The problem: Out of all the lines below, count those with the word "insert". Give the number only.

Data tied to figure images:
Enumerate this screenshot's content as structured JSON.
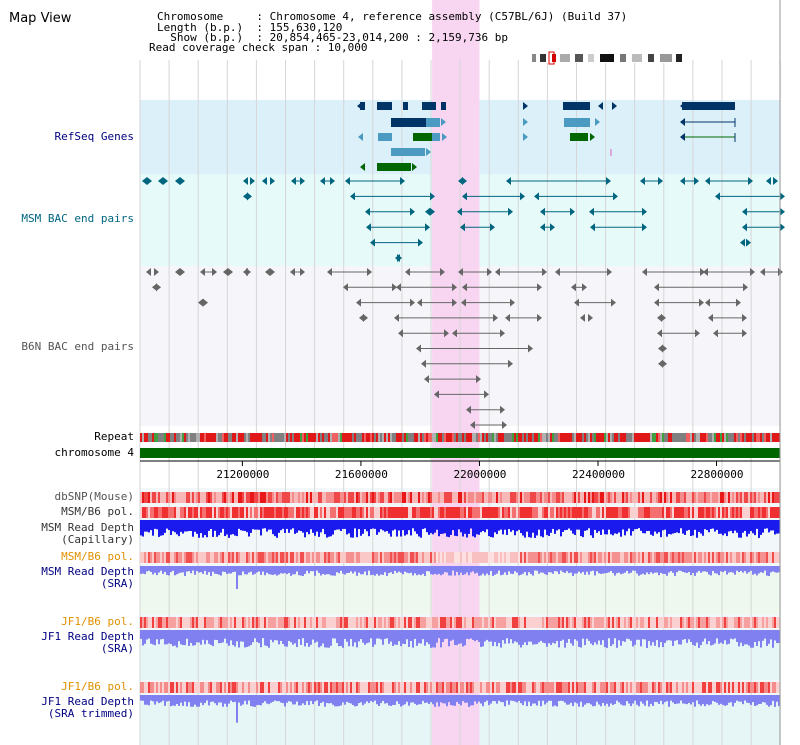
{
  "title": "Map View",
  "info": [
    "Chromosome     : Chromosome 4, reference assembly (C57BL/6J) (Build 37)",
    "Length (b.p.)  : 155,630,120",
    "  Show (b.p.)  : 20,854,465-23,014,200 : 2,159,736 bp",
    "Read coverage check span : 10,000"
  ],
  "tracks": {
    "refseq": "RefSeq Genes",
    "msm_bac": "MSM BAC end pairs",
    "b6n_bac": "B6N BAC end pairs",
    "repeat": "Repeat",
    "chromosome": "chromosome 4",
    "dbsnp": "dbSNP(Mouse)",
    "msm_b6_pol_1": "MSM/B6 pol.",
    "msm_depth_cap_1": "MSM Read Depth",
    "msm_depth_cap_2": "(Capillary)",
    "msm_b6_pol_2": "MSM/B6 pol.",
    "msm_depth_sra_1": "MSM Read Depth",
    "msm_depth_sra_2": "(SRA)",
    "jf1_b6_pol_1": "JF1/B6 pol.",
    "jf1_depth_sra_1": "JF1 Read Depth",
    "jf1_depth_sra_2": "(SRA)",
    "jf1_b6_pol_2": "JF1/B6 pol.",
    "jf1_depth_trim_1": "JF1 Read Depth",
    "jf1_depth_trim_2": "(SRA trimmed)"
  },
  "axis": {
    "range_bp": [
      20854465,
      23014200
    ],
    "ticks": [
      "21200000",
      "21600000",
      "22000000",
      "22400000",
      "22800000"
    ],
    "tick_values": [
      21200000,
      21600000,
      22000000,
      22400000,
      22800000
    ]
  },
  "highlight_bp": [
    21840000,
    22000000
  ],
  "colors": {
    "refseq_bg": "#dcf0fa",
    "bac_bg": "#e6fafa",
    "pink_highlight": "#f8d6f2",
    "chromosome_bar": "#006600",
    "gene_dark": "#003366",
    "gene_mid": "#4a9ac2",
    "gene_green": "#006600",
    "msm_bac": "#006680",
    "b6n_bac": "#666666",
    "label_blue": "#000080",
    "label_teal": "#006680",
    "label_orange": "#e09000",
    "depth_blue_dark": "#1a1aee",
    "depth_blue_light": "#8080f0"
  }
}
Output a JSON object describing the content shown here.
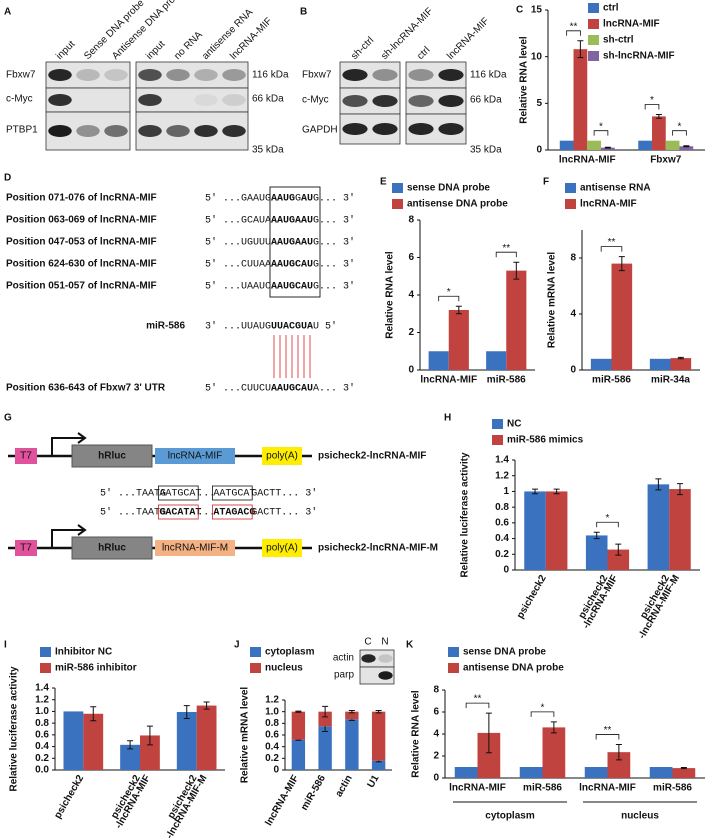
{
  "panels": {
    "A": {
      "label": "A",
      "lanes_left": [
        "input",
        "Sense DNA probe",
        "Antisense DNA probe"
      ],
      "lanes_right": [
        "input",
        "no RNA",
        "antisense RNA",
        "lncRNA-MIF"
      ],
      "rows": [
        "Fbxw7",
        "c-Myc",
        "PTBP1"
      ],
      "markers": [
        "116 kDa",
        "66 kDa",
        "35 kDa"
      ]
    },
    "B": {
      "label": "B",
      "lanes_left": [
        "sh-ctrl",
        "sh-lncRNA-MIF"
      ],
      "lanes_right": [
        "ctrl",
        "lncRNA-MIF"
      ],
      "rows": [
        "Fbxw7",
        "c-Myc",
        "GAPDH"
      ],
      "markers": [
        "116 kDa",
        "66 kDa",
        "35 kDa"
      ]
    },
    "D": {
      "label": "D",
      "rows": [
        {
          "name": "Position 071-076 of lncRNA-MIF",
          "seq": [
            "5' ...GAAUG",
            "AAUG",
            "G",
            "AU",
            "G... 3'"
          ]
        },
        {
          "name": "Position 063-069 of lncRNA-MIF",
          "seq": [
            "5' ...GCAUA",
            "AAUGAAU",
            "G... 3'"
          ]
        },
        {
          "name": "Position 047-053 of lncRNA-MIF",
          "seq": [
            "5' ...UGUUU",
            "AAUGAAU",
            "G... 3'"
          ]
        },
        {
          "name": "Position 624-630 of lncRNA-MIF",
          "seq": [
            "5' ...CUUAA",
            "AAUGCAU",
            "G... 3'"
          ]
        },
        {
          "name": "Position 051-057 of lncRNA-MIF",
          "seq": [
            "5' ...UAAUC",
            "AAUGCAU",
            "G... 3'"
          ]
        }
      ],
      "mir": {
        "name": "miR-586",
        "seq": [
          "3' ...UUAUG",
          "UUACGUA",
          "U 5'"
        ]
      },
      "target": {
        "name": "Position 636-643 of Fbxw7 3' UTR",
        "seq": [
          "5' ...CUUCU",
          "AAUGCAU",
          "A... 3'"
        ]
      }
    },
    "G": {
      "label": "G",
      "promoter": "T7",
      "reporter": "hRluc",
      "polya": "poly(A)",
      "constructs": [
        {
          "insert": "lncRNA-MIF",
          "name": "psicheck2-lncRNA-MIF"
        },
        {
          "insert": "lncRNA-MIF-M",
          "name": "psicheck2-lncRNA-MIF-M"
        }
      ],
      "wild": [
        "5' ...TAATG",
        "AATGCAT",
        "...",
        "AATGCAT",
        "GACTT... 3'"
      ],
      "mutant": [
        "5' ...TAATG",
        "GACATAT",
        "...",
        "ATAGACG",
        "GACTT... 3'"
      ]
    },
    "J_blot": {
      "lanes": [
        "C",
        "N"
      ],
      "rows": [
        "actin",
        "parp"
      ]
    }
  },
  "chart_data": [
    {
      "type": "bar",
      "label": "C",
      "y_label": "Relative RNA level",
      "categories": [
        "lncRNA-MIF",
        "Fbxw7"
      ],
      "series": [
        {
          "name": "ctrl",
          "color": "#3b72c0",
          "values": [
            1,
            1
          ],
          "errors": [
            0,
            0
          ]
        },
        {
          "name": "lncRNA-MIF",
          "color": "#c0433f",
          "values": [
            10.8,
            3.6
          ],
          "errors": [
            0.9,
            0.2
          ]
        },
        {
          "name": "sh-ctrl",
          "color": "#9bbb59",
          "values": [
            1,
            1
          ],
          "errors": [
            0,
            0
          ]
        },
        {
          "name": "sh-lncRNA-MIF",
          "color": "#8064a2",
          "values": [
            0.25,
            0.4
          ],
          "errors": [
            0.05,
            0.05
          ]
        }
      ],
      "ylim": [
        0,
        15
      ],
      "yticks": [
        0,
        5,
        10,
        15
      ],
      "annotations": [
        "**",
        "*",
        "*",
        "*"
      ]
    },
    {
      "type": "bar",
      "label": "E",
      "y_label": "Relative RNA level",
      "categories": [
        "lncRNA-MIF",
        "miR-586"
      ],
      "series": [
        {
          "name": "sense DNA probe",
          "color": "#3b72c0",
          "values": [
            1,
            1
          ],
          "errors": [
            0,
            0
          ]
        },
        {
          "name": "antisense DNA probe",
          "color": "#c0433f",
          "values": [
            3.2,
            5.3
          ],
          "errors": [
            0.2,
            0.45
          ]
        }
      ],
      "ylim": [
        0,
        8
      ],
      "yticks": [
        0,
        2,
        4,
        6,
        8
      ],
      "annotations": [
        "*",
        "**"
      ]
    },
    {
      "type": "bar",
      "label": "F",
      "y_label": "Relative mRNA level",
      "categories": [
        "miR-586",
        "miR-34a"
      ],
      "series": [
        {
          "name": "antisense RNA",
          "color": "#3b72c0",
          "values": [
            0.8,
            0.8
          ],
          "errors": [
            0,
            0
          ]
        },
        {
          "name": "lncRNA-MIF",
          "color": "#c0433f",
          "values": [
            7.6,
            0.85
          ],
          "errors": [
            0.5,
            0.05
          ]
        }
      ],
      "ylim": [
        0,
        10
      ],
      "yticks": [
        0,
        4,
        8
      ],
      "annotations": [
        "**"
      ]
    },
    {
      "type": "bar",
      "label": "H",
      "y_label": "Relative luciferase activity",
      "categories": [
        [
          "psicheck2"
        ],
        [
          "psicheck2",
          "-lncRNA-MIF"
        ],
        [
          "psicheck2",
          "-lncRNA-MIF-M"
        ]
      ],
      "series": [
        {
          "name": "NC",
          "color": "#3b72c0",
          "values": [
            1,
            0.44,
            1.09
          ],
          "errors": [
            0.03,
            0.04,
            0.07
          ]
        },
        {
          "name": "miR-586 mimics",
          "color": "#c0433f",
          "values": [
            1,
            0.26,
            1.03
          ],
          "errors": [
            0.03,
            0.07,
            0.07
          ]
        }
      ],
      "ylim": [
        0,
        1.4
      ],
      "yticks": [
        0,
        0.2,
        0.4,
        0.6,
        0.8,
        1,
        1.2,
        1.4
      ],
      "annotations": [
        "*"
      ]
    },
    {
      "type": "bar",
      "label": "I",
      "y_label": "Relative luciferase activity",
      "categories": [
        [
          "psicheck2"
        ],
        [
          "psicheck2",
          "-lncRNA-MIF"
        ],
        [
          "psicheck2",
          "-lncRNA-MIF-M"
        ]
      ],
      "series": [
        {
          "name": "Inhibitor NC",
          "color": "#3b72c0",
          "values": [
            1,
            0.43,
            0.99
          ],
          "errors": [
            0,
            0.07,
            0.11
          ]
        },
        {
          "name": "miR-586 inhibitor",
          "color": "#c0433f",
          "values": [
            0.96,
            0.59,
            1.1
          ],
          "errors": [
            0.12,
            0.16,
            0.06
          ]
        }
      ],
      "ylim": [
        0,
        1.4
      ],
      "yticks": [
        {
          "value": 0,
          "label": "0.0"
        },
        0.2,
        0.4,
        0.6,
        0.8,
        {
          "value": 1,
          "label": "1.0"
        },
        1.2,
        1.4
      ]
    },
    {
      "type": "stacked-bar",
      "label": "J",
      "y_label": "Relative mRNA level",
      "categories": [
        [
          "lncRNA-MIF"
        ],
        [
          "miR-586"
        ],
        [
          "actin"
        ],
        [
          "U1"
        ]
      ],
      "series": [
        {
          "name": "cytoplasm",
          "color": "#3b72c0",
          "values": [
            0.52,
            0.75,
            0.87,
            0.16
          ],
          "errors": [
            0.01,
            0.09,
            0.02,
            0.02
          ]
        },
        {
          "name": "nucleus",
          "color": "#c0433f",
          "values": [
            0.48,
            0.25,
            0.13,
            0.84
          ],
          "errors": [
            0.01,
            0.09,
            0.02,
            0.02
          ]
        }
      ],
      "ylim": [
        0,
        1.2
      ],
      "yticks": [
        0,
        0.2,
        0.4,
        0.6,
        0.8,
        {
          "value": 1,
          "label": "1.0"
        },
        1.2
      ]
    },
    {
      "type": "bar",
      "label": "K",
      "y_label": "Relative RNA level",
      "categories": [
        "lncRNA-MIF",
        "miR-586",
        "lncRNA-MIF",
        "miR-586"
      ],
      "groups": [
        "cytoplasm",
        "nucleus"
      ],
      "series": [
        {
          "name": "sense DNA probe",
          "color": "#3b72c0",
          "values": [
            1,
            1,
            1,
            1
          ],
          "errors": [
            0,
            0,
            0,
            0
          ]
        },
        {
          "name": "antisense DNA probe",
          "color": "#c0433f",
          "values": [
            4.1,
            4.6,
            2.35,
            0.9
          ],
          "errors": [
            1.8,
            0.5,
            0.7,
            0.05
          ]
        }
      ],
      "ylim": [
        0,
        8
      ],
      "yticks": [
        0,
        2,
        4,
        6,
        8
      ],
      "annotations": [
        "**",
        "*",
        "**"
      ]
    }
  ]
}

Response area: 2